## PROBLEM DETAILS:
Beneath this task is a listing. State how many of its lines include the string "example", giving nothing but the number.

'''

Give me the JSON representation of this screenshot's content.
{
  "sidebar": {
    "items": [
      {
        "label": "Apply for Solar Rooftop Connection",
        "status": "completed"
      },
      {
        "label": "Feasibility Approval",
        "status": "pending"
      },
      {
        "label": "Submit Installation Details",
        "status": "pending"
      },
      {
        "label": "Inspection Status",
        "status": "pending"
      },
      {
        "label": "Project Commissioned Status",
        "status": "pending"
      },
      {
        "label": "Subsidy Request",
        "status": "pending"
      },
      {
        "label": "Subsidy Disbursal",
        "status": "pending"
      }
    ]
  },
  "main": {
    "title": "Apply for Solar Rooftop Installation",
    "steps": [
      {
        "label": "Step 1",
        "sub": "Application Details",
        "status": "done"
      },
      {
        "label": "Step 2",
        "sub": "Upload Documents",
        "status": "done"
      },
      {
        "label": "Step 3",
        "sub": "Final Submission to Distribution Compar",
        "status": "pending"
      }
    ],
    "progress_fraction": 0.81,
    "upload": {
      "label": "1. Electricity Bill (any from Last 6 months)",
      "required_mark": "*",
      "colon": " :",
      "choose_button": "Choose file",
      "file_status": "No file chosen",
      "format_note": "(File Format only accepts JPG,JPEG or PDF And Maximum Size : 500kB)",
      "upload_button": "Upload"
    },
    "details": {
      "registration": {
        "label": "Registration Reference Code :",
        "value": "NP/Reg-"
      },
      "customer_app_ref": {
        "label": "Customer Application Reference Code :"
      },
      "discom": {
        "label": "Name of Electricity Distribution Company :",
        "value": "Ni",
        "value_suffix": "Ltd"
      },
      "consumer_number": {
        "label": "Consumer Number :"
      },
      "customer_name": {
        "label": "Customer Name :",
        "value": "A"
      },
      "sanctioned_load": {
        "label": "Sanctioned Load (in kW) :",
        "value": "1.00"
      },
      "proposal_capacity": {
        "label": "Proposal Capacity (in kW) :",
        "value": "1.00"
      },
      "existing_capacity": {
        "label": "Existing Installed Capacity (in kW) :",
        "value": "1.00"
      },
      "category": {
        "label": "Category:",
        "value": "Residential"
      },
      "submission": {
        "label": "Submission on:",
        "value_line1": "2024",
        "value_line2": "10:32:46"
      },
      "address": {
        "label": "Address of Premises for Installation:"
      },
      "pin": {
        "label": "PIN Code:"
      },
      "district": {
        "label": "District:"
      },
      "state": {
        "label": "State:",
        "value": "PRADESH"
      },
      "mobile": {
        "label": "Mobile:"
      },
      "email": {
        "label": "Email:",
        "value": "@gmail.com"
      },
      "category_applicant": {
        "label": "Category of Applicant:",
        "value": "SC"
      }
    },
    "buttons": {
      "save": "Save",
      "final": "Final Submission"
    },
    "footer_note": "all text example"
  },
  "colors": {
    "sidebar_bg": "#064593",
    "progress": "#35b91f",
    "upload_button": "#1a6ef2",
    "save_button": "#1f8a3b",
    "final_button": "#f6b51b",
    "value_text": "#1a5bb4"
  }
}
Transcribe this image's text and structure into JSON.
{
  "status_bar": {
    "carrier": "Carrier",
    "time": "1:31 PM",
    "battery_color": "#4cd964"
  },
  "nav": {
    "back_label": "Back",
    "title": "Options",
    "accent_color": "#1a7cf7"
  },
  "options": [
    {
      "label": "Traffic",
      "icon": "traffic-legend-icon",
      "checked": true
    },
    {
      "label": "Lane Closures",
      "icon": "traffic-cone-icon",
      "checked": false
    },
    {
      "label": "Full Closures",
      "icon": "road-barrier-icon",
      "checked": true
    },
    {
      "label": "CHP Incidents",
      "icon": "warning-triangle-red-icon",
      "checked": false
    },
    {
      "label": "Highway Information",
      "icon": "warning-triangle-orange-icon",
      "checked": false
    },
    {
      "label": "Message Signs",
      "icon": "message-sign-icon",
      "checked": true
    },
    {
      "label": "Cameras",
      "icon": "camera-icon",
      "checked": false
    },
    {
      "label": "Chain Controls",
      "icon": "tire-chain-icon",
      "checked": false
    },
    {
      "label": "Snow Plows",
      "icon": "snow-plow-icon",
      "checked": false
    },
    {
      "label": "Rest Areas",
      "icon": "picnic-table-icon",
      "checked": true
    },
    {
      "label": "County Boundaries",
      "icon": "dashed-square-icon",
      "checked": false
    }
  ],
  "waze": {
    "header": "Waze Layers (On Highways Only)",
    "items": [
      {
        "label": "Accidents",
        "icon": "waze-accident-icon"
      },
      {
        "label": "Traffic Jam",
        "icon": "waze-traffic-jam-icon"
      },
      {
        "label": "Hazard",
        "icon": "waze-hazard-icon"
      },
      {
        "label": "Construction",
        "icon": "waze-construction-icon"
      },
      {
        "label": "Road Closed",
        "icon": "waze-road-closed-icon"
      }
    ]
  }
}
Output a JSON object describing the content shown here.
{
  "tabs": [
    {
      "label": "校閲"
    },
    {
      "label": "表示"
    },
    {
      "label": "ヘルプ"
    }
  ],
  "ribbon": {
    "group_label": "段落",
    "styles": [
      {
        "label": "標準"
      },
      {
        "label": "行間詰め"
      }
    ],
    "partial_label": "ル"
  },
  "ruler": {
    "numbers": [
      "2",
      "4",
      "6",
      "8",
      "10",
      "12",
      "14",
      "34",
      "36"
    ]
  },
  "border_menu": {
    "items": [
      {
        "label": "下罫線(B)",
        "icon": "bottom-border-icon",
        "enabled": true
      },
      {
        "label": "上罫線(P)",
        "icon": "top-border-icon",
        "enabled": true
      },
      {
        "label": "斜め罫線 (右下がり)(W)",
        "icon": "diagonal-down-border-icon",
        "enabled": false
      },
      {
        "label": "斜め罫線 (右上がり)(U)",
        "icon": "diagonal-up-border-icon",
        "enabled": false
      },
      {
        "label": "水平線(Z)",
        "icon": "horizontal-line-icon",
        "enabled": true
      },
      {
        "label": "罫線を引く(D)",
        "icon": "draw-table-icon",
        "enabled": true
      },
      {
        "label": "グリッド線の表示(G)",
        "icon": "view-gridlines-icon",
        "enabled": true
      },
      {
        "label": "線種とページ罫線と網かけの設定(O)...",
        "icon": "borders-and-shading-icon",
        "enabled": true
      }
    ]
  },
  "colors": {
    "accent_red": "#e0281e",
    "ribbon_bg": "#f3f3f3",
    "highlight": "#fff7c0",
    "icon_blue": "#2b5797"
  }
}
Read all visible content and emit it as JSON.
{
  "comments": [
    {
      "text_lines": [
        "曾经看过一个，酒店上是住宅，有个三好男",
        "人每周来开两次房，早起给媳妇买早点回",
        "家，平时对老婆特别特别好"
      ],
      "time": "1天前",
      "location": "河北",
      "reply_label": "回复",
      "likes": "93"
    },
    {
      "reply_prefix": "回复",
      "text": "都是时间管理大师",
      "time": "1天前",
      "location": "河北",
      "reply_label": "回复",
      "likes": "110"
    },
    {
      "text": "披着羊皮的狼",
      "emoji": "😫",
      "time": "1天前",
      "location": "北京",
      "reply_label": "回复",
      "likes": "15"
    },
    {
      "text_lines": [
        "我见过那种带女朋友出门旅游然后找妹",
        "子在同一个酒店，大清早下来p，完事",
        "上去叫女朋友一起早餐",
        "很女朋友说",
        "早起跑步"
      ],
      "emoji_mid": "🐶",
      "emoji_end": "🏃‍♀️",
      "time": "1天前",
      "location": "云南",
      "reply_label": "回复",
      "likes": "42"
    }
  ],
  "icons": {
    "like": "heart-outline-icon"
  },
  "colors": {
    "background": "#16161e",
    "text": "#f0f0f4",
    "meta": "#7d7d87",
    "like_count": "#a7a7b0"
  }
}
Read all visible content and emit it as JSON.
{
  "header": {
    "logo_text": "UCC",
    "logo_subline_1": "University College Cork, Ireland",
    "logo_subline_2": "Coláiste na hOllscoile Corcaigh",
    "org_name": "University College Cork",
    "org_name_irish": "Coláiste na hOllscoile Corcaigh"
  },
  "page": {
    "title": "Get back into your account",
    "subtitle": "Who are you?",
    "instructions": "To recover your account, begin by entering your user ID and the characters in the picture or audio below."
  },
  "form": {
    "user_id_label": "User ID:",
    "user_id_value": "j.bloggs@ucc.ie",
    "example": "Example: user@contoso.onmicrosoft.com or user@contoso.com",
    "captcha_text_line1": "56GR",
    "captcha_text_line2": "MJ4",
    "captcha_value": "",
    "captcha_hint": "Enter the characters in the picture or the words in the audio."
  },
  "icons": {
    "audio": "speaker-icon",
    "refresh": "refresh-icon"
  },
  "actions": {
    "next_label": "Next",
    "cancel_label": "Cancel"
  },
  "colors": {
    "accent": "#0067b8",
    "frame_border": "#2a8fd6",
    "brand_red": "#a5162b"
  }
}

'''

## RESULT OF THE EXERCISE:
2